> _What this exercise asks_
a) In the text on diabetic foot care, what term names a higher than normal level of fats in the blood?
b) Extend the text on diabetic foot care, picking up right after its final sentence.

FOOT CARE IN DIABETES
In diabetes, three major factors could contribute towards foot problems:
- The blood of a diabetic usually has a higher than normal level of fats (hyperlipidemia) that tend to stick to arterial walls and clog it. This compromises blood flow to the foot.
- The nerves that control peripheral blood flow are a part of the artery wall. They also have arteries and capillaries of their own that get clogged and close partially. Hence the nerves degenerate and fail to respond to tissue oxygenation needs. As a result, the peripheral blood vessels do not open up to maintain blood flow to tissues as required. This happens all over the body and is called autonomic (involuntary nerve control) neuro-(nerve) pathy (damaged structure and function of that body part).
- The foot is very prone to infections. Any infection here is almost always due to multiple bacteria that are resistant to many common antibiotics. Therefore, even a trivial injury to the foot warrants proper medical care.
The combination of these three factors makes the foot the most vulnerable part of the body as far as compromised blood flow and recurrent and non-healing wounds are concerned. It is to be noted that diabetes is the commonest cause of non-traumatic foot amputations.

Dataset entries
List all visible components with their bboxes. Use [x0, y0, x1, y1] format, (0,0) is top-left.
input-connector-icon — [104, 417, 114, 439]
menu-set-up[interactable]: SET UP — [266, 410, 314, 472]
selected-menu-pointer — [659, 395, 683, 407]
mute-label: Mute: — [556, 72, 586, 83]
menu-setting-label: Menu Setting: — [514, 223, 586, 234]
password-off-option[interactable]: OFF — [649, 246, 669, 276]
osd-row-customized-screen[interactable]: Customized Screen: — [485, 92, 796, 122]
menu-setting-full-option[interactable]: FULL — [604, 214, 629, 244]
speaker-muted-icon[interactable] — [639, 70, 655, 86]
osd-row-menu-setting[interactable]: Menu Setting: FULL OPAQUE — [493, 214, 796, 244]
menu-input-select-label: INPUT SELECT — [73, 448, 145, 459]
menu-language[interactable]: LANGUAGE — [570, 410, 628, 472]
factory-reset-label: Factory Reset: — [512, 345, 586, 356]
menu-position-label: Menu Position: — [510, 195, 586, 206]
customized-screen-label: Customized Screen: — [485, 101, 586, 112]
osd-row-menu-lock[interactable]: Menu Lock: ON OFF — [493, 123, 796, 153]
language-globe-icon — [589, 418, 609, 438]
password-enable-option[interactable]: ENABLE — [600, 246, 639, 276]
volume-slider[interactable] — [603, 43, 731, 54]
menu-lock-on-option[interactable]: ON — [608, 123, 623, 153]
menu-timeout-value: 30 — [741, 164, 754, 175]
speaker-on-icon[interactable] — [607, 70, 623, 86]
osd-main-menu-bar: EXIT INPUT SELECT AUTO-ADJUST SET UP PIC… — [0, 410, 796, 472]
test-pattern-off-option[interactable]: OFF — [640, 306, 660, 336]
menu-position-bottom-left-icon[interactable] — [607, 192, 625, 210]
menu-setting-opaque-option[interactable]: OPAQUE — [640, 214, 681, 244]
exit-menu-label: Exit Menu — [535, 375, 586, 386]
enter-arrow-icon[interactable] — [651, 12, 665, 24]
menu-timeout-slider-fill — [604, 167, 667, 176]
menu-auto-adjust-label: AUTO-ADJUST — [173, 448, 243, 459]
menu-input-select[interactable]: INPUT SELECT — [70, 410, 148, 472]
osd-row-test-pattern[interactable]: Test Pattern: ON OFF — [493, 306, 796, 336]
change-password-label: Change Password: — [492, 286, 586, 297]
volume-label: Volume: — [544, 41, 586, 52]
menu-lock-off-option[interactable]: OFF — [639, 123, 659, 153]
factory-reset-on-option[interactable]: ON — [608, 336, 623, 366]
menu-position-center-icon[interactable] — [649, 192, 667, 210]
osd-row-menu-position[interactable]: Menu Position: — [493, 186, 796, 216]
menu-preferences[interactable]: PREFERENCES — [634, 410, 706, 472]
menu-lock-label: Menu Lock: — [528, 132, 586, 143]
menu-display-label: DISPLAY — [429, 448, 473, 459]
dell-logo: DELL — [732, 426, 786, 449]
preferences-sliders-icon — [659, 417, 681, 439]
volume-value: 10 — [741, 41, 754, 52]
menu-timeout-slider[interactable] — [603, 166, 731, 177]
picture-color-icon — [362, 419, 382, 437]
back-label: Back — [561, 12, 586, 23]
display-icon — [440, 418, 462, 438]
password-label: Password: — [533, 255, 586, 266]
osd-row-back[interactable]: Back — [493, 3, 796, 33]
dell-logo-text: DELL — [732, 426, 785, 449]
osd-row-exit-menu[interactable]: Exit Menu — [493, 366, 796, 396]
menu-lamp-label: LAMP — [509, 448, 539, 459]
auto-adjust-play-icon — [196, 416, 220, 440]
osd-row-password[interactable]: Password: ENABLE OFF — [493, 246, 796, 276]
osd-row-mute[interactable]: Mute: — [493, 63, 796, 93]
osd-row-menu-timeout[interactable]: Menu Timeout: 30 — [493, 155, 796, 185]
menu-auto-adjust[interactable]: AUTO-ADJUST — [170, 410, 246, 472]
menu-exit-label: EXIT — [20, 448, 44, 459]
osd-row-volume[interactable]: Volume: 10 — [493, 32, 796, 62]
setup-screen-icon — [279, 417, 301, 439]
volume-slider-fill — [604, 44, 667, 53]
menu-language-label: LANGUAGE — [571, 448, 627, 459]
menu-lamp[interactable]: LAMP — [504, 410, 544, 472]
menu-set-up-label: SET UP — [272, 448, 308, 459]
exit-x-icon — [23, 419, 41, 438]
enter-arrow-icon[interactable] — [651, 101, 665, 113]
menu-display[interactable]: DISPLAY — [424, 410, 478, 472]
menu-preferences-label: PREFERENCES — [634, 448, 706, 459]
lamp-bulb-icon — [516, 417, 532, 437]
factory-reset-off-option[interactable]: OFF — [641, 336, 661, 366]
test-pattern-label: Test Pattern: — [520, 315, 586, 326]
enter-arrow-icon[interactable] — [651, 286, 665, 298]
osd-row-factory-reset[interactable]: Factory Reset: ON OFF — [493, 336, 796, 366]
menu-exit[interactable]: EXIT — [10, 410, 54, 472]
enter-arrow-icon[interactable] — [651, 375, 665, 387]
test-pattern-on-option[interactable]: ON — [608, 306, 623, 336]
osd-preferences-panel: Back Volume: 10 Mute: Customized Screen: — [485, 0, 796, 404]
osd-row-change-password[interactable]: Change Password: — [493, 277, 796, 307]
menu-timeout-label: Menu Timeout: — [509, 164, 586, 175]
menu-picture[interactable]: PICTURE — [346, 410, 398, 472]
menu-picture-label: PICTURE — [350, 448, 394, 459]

> _Task responses_
a) Hyperlipidemia.

b)
Importance of foot care in diabetes Infections (anywhere in the body) cause stress hormones to building up. This increases the blood sugar level further and helps the infection to spread even more. Since the foot is most vulnerable to infections (due to trauma while walking, playing or from ill fitting shoes), proper foot care alone can help to eliminate a lot of complications like the ones mentioned above.
Some tips you should follow for proper foot care
- Never cut the corners of your nails.
- File the nails straight across, never file them shorter than the underlying soft tissues of the toe.
- Never sit with the legs crossed as it may disturb the normal supply of blood to the feet.
- Do not apply heat in the form of hot water, hot water bottles or heating pads .
Wear comfortable shoes
- Tight fitting shoes not only cause direct trauma when walking, but also compress peripheral blood vessels, which further reduces blood supply. This can lead to infection and even gangrene (death of tissue) of toes or foot.
- Avoid wearing fancy shoes or high heeled shoes.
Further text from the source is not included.